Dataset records
════════════════════

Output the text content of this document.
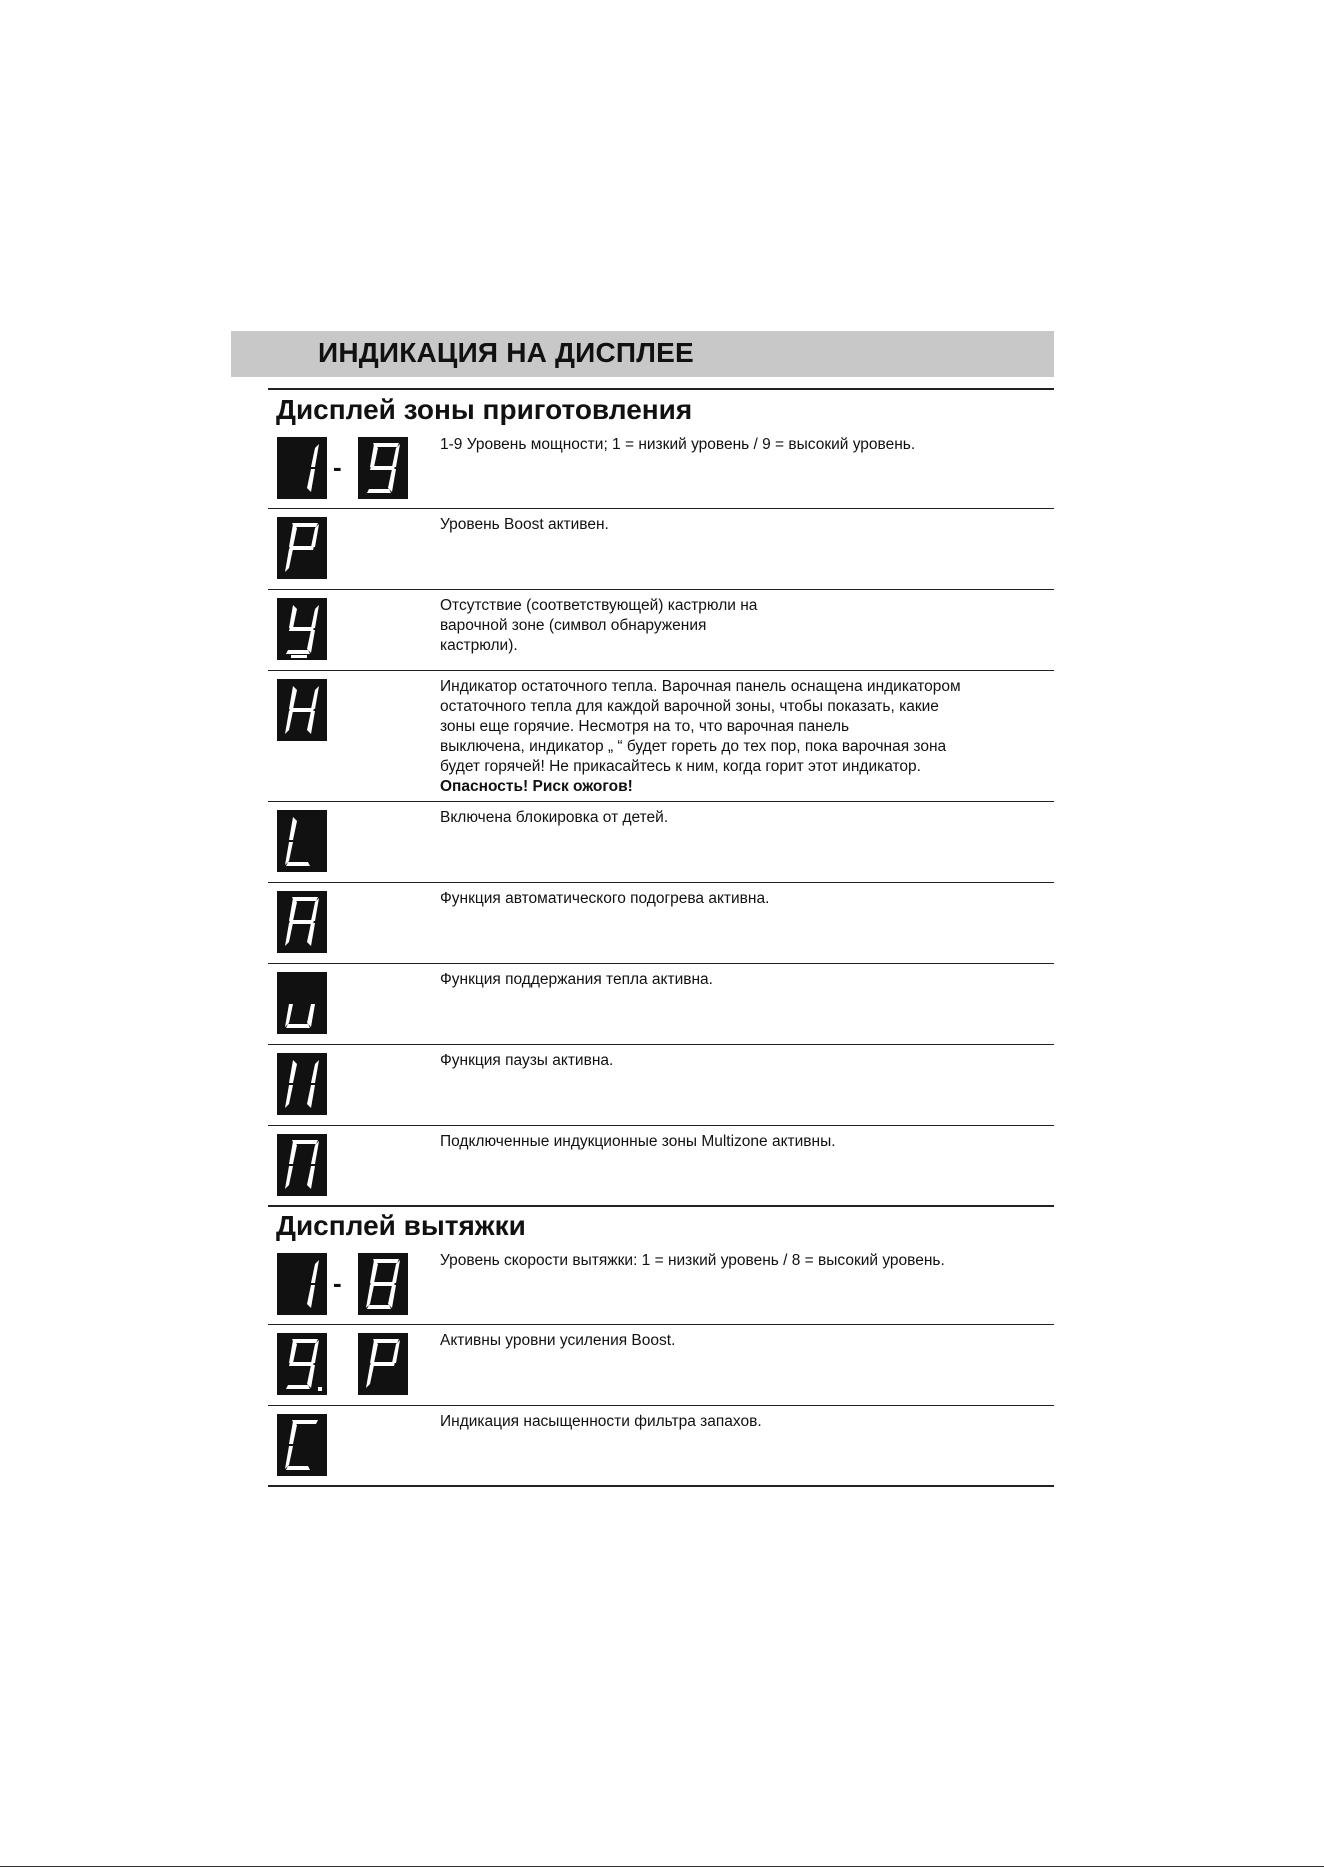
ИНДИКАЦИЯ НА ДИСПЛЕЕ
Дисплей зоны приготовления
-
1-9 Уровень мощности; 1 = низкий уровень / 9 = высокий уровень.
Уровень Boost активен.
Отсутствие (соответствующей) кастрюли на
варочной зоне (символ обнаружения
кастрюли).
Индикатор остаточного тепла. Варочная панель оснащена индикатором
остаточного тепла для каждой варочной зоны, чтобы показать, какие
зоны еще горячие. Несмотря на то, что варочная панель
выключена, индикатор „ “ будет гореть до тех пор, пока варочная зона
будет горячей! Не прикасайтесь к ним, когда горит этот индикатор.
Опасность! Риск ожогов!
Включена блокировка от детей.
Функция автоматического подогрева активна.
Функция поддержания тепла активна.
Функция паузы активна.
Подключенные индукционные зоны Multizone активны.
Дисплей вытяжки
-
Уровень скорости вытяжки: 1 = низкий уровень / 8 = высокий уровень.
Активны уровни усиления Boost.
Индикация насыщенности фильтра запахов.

════════════════════

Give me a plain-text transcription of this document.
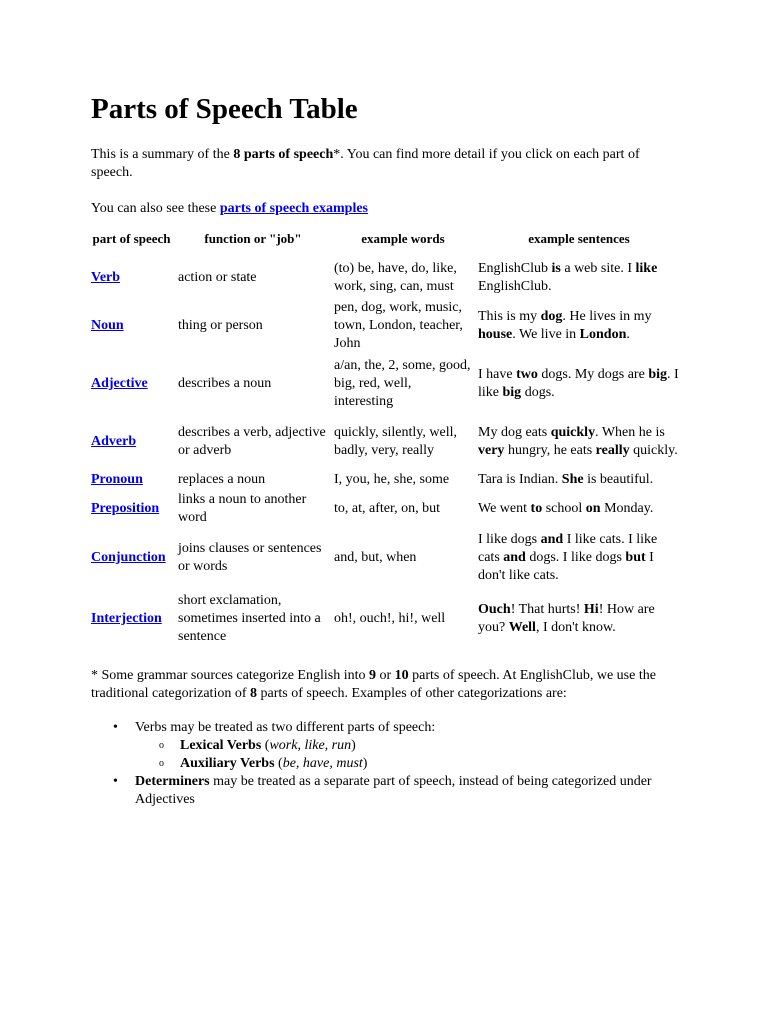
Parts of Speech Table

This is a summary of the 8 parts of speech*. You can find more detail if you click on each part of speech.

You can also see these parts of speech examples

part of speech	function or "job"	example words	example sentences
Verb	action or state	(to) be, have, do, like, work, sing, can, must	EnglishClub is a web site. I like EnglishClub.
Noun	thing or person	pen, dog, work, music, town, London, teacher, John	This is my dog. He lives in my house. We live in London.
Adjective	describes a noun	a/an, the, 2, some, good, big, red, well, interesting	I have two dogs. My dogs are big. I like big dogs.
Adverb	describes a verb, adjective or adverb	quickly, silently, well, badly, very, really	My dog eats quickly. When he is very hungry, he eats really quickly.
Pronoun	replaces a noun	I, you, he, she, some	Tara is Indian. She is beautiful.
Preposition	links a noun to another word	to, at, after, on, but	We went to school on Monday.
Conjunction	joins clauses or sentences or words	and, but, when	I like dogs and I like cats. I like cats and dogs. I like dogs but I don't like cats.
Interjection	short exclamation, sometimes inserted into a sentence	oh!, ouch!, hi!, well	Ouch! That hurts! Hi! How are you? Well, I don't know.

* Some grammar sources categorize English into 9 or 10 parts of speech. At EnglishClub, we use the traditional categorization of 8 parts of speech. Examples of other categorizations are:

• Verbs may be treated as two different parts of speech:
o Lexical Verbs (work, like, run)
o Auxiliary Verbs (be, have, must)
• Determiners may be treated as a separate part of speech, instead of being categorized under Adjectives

════════════════════

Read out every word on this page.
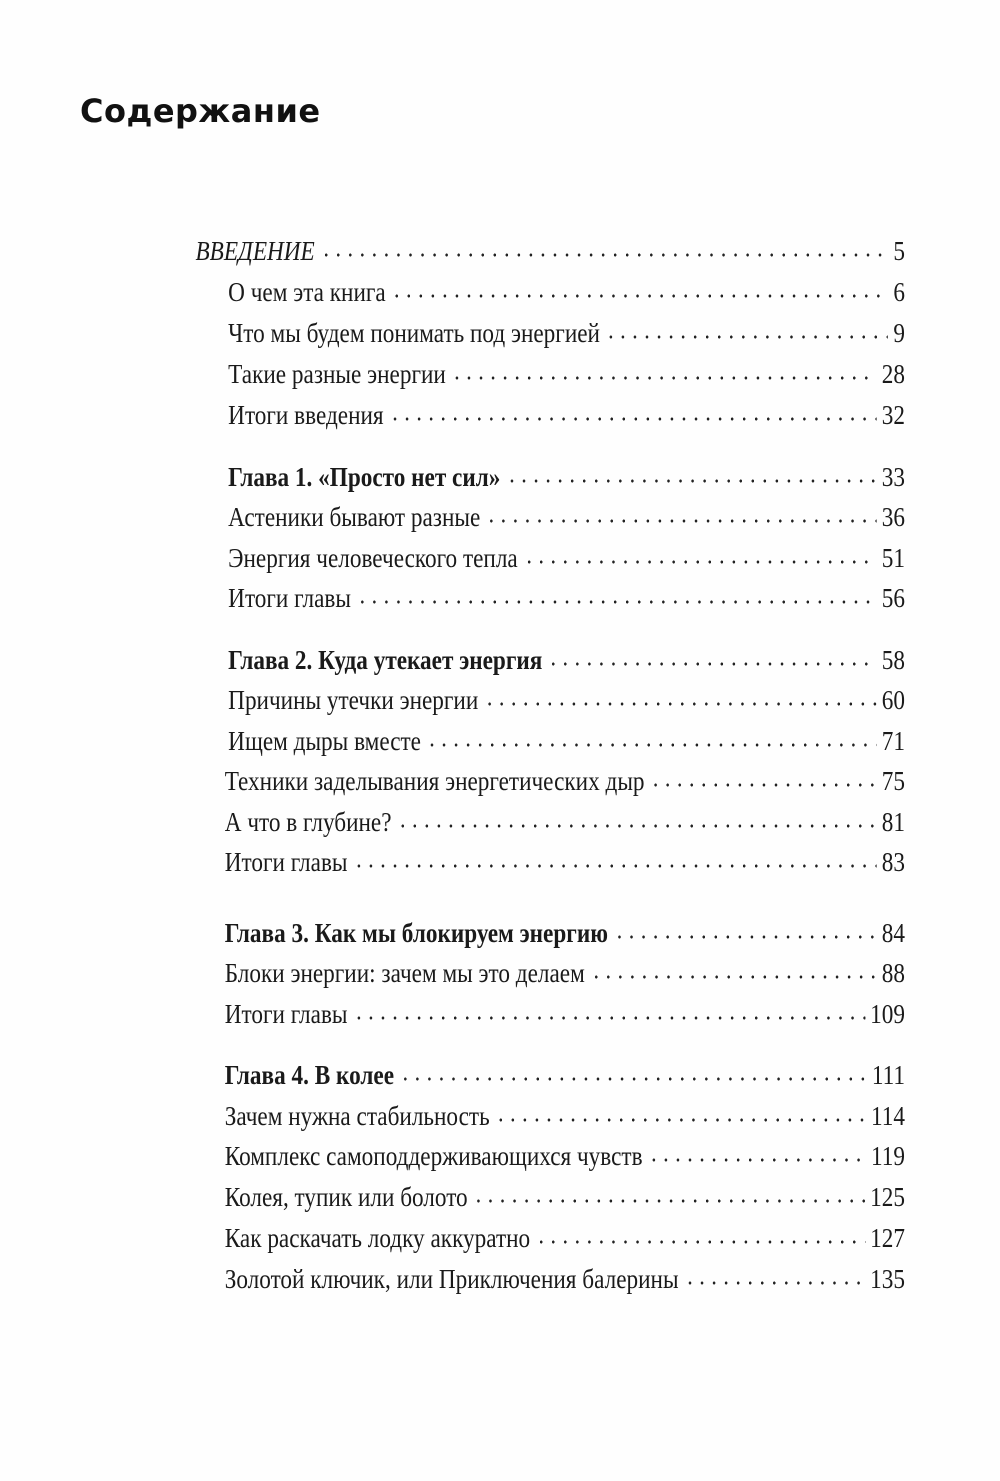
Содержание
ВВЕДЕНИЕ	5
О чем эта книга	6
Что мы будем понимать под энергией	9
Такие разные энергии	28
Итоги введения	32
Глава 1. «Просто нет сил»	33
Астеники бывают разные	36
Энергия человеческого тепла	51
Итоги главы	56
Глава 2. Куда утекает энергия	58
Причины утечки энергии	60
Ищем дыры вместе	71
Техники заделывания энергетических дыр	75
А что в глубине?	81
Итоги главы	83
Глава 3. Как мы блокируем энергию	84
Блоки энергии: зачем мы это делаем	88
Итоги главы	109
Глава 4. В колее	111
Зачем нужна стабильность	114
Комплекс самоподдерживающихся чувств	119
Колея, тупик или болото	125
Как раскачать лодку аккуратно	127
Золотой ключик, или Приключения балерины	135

════════════════════

Task to complete » Isolate the lines that hold the word "have" and copy all of them.

The output »
Verb	action or state	(to) be, have, do, like, work, sing, can, must	EnglishClub is a web site. I like EnglishClub.
Adjective	describes a noun	a/an, the, 2, some, good, big, red, well, interesting	I have two dogs. My dogs are big. I like big dogs.
o Auxiliary Verbs (be, have, must)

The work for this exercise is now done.